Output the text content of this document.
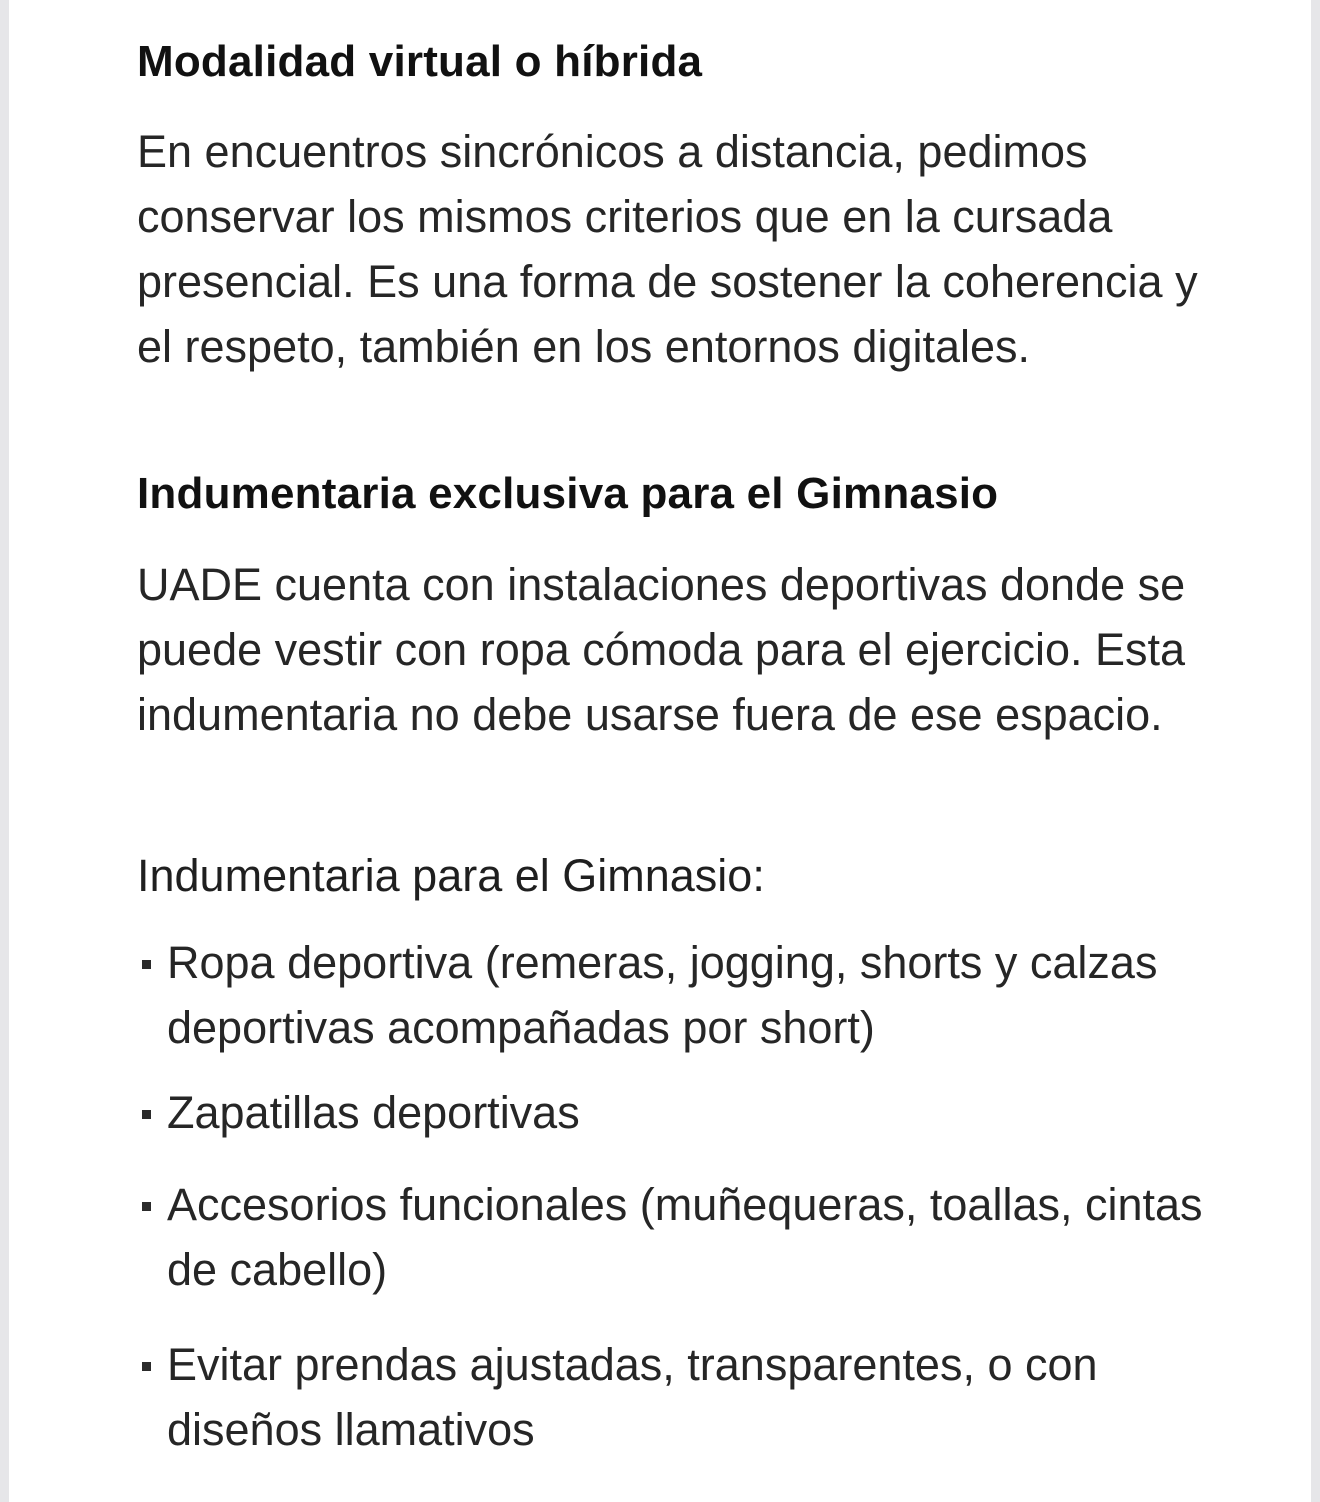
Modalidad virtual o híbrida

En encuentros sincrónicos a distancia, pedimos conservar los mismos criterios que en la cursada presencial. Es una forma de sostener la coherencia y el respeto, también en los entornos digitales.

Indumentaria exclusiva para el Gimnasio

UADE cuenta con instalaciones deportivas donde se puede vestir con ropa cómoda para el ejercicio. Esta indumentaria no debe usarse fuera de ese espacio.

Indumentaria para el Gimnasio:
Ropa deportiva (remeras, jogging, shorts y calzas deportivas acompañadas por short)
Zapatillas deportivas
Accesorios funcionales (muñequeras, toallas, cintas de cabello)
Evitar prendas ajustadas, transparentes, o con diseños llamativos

---

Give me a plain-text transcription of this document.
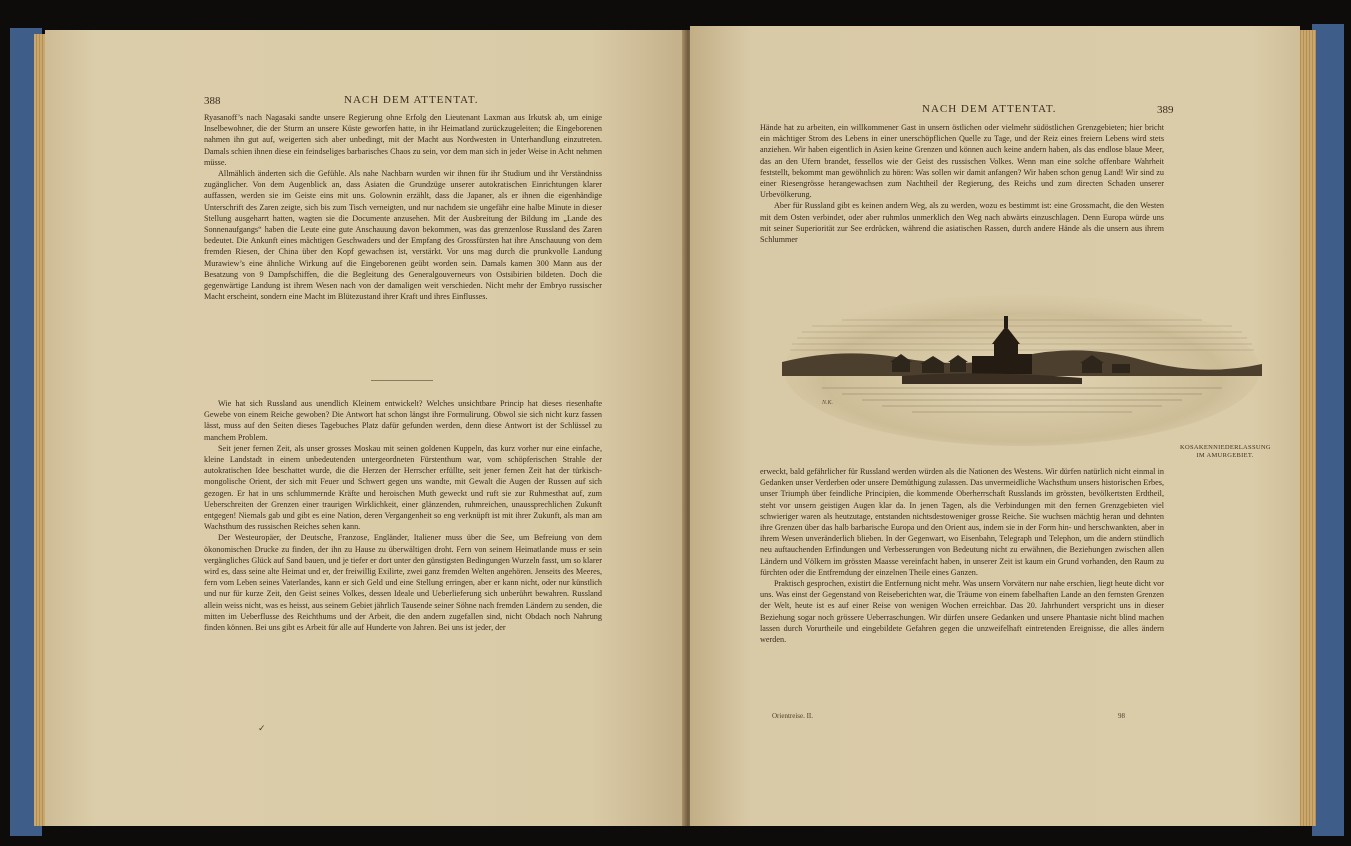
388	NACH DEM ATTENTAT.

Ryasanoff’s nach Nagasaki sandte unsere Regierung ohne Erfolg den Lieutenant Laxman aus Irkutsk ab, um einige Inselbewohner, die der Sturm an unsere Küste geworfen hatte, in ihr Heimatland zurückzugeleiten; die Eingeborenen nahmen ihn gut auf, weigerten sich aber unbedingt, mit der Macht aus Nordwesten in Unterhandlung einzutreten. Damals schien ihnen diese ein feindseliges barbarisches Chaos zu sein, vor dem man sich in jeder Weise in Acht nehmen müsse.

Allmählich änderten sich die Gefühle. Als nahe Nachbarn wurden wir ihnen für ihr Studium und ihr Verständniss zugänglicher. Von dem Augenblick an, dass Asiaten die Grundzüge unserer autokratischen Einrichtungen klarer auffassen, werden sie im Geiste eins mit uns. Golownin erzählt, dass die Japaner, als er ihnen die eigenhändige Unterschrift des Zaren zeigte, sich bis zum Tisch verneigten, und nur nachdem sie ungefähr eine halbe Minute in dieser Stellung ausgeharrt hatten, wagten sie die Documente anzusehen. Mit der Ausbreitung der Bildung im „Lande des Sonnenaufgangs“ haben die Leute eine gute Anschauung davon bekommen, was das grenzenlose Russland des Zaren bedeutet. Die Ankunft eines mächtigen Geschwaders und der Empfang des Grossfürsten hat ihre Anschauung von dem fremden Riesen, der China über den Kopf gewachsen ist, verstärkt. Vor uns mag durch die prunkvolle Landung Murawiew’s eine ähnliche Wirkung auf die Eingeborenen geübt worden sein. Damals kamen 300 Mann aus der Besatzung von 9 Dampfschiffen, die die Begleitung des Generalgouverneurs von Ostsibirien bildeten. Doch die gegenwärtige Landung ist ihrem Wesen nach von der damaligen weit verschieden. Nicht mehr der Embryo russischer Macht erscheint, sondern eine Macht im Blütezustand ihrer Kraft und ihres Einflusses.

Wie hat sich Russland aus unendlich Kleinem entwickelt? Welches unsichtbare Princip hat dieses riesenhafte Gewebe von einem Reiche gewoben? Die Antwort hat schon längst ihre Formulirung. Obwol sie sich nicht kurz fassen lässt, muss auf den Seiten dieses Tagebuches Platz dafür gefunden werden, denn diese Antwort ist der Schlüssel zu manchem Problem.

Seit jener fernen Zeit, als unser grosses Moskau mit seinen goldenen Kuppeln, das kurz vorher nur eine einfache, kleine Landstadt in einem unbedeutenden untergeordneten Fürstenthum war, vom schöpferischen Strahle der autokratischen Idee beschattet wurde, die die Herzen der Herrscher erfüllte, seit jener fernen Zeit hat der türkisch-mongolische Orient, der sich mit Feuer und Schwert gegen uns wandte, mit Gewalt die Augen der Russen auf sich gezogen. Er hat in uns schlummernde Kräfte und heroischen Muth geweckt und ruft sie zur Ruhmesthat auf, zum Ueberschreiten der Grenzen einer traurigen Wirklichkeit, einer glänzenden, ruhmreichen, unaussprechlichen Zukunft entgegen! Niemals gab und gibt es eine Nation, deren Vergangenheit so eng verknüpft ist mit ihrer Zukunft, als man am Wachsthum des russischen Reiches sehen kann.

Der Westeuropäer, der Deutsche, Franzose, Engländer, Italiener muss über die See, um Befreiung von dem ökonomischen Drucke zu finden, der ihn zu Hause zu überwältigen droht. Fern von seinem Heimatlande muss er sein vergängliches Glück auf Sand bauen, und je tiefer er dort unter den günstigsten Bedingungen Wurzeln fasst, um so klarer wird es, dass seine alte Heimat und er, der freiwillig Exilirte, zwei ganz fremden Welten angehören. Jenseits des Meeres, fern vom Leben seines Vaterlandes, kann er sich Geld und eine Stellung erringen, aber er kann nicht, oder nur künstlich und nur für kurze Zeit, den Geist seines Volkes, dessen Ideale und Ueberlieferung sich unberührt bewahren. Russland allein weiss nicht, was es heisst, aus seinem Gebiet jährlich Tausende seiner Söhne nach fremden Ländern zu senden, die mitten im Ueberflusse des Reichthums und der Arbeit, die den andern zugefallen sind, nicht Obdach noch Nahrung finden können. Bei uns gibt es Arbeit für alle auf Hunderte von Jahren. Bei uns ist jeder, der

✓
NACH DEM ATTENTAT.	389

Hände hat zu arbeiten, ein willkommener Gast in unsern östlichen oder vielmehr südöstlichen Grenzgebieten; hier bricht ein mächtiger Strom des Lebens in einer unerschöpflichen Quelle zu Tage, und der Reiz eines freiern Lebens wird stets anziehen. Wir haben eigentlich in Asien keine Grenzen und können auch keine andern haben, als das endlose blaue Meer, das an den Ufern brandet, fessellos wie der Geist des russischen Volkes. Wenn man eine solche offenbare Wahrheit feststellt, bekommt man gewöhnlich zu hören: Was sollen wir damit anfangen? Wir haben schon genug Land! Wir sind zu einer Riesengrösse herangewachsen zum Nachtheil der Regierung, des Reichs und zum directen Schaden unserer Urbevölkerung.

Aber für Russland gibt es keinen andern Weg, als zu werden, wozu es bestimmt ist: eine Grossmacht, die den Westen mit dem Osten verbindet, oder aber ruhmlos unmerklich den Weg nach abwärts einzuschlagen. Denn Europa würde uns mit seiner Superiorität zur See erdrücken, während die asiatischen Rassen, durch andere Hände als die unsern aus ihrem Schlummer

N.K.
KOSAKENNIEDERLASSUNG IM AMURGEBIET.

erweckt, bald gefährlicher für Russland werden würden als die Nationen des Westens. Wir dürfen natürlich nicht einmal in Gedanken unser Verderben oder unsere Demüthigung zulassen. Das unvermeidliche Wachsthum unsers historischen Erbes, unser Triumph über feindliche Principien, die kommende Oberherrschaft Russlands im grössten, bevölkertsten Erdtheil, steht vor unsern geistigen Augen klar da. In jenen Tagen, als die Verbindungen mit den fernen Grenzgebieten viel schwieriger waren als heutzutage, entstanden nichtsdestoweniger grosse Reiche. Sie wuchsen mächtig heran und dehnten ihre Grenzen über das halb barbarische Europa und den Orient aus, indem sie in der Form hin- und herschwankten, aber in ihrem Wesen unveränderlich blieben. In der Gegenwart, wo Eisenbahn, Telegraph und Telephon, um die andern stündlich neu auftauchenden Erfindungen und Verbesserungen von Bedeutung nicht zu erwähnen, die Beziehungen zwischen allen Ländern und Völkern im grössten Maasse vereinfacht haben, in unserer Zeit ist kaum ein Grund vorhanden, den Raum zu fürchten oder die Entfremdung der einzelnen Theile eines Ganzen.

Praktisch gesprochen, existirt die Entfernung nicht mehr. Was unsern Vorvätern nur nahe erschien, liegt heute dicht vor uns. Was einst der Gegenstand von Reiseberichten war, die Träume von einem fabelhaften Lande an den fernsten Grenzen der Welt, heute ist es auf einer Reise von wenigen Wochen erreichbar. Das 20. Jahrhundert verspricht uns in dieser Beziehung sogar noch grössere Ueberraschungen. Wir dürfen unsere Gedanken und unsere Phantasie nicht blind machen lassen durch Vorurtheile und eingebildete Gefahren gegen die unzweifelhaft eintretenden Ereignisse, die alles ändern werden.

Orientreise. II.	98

_What to produce:_ Show the lines of the data that hold the word "Hände".

_Written reply:_
Hände hat zu arbeiten, ein willkommener Gast in unsern östlichen oder vielmehr südöstlichen Grenzgebieten; hier bricht ein mächtiger Strom des Lebens in einer unerschöpflichen Quelle zu Tage, und der Reiz eines freiern Lebens wird stets anziehen. Wir haben eigentlich in Asien keine Grenzen und können auch keine andern haben, als das endlose blaue Meer, das an den Ufern brandet, fessellos wie der Geist des russischen Volkes. Wenn man eine solche offenbare Wahrheit feststellt, bekommt man gewöhnlich zu hören: Was sollen wir damit anfangen? Wir haben schon genug Land! Wir sind zu einer Riesengrösse herangewachsen zum Nachtheil der Regierung, des Reichs und zum directen Schaden unserer Urbevölkerung.
Aber für Russland gibt es keinen andern Weg, als zu werden, wozu es bestimmt ist: eine Grossmacht, die den Westen mit dem Osten verbindet, oder aber ruhmlos unmerklich den Weg nach abwärts einzuschlagen. Denn Europa würde uns mit seiner Superiorität zur See erdrücken, während die asiatischen Rassen, durch andere Hände als die unsern aus ihrem Schlummer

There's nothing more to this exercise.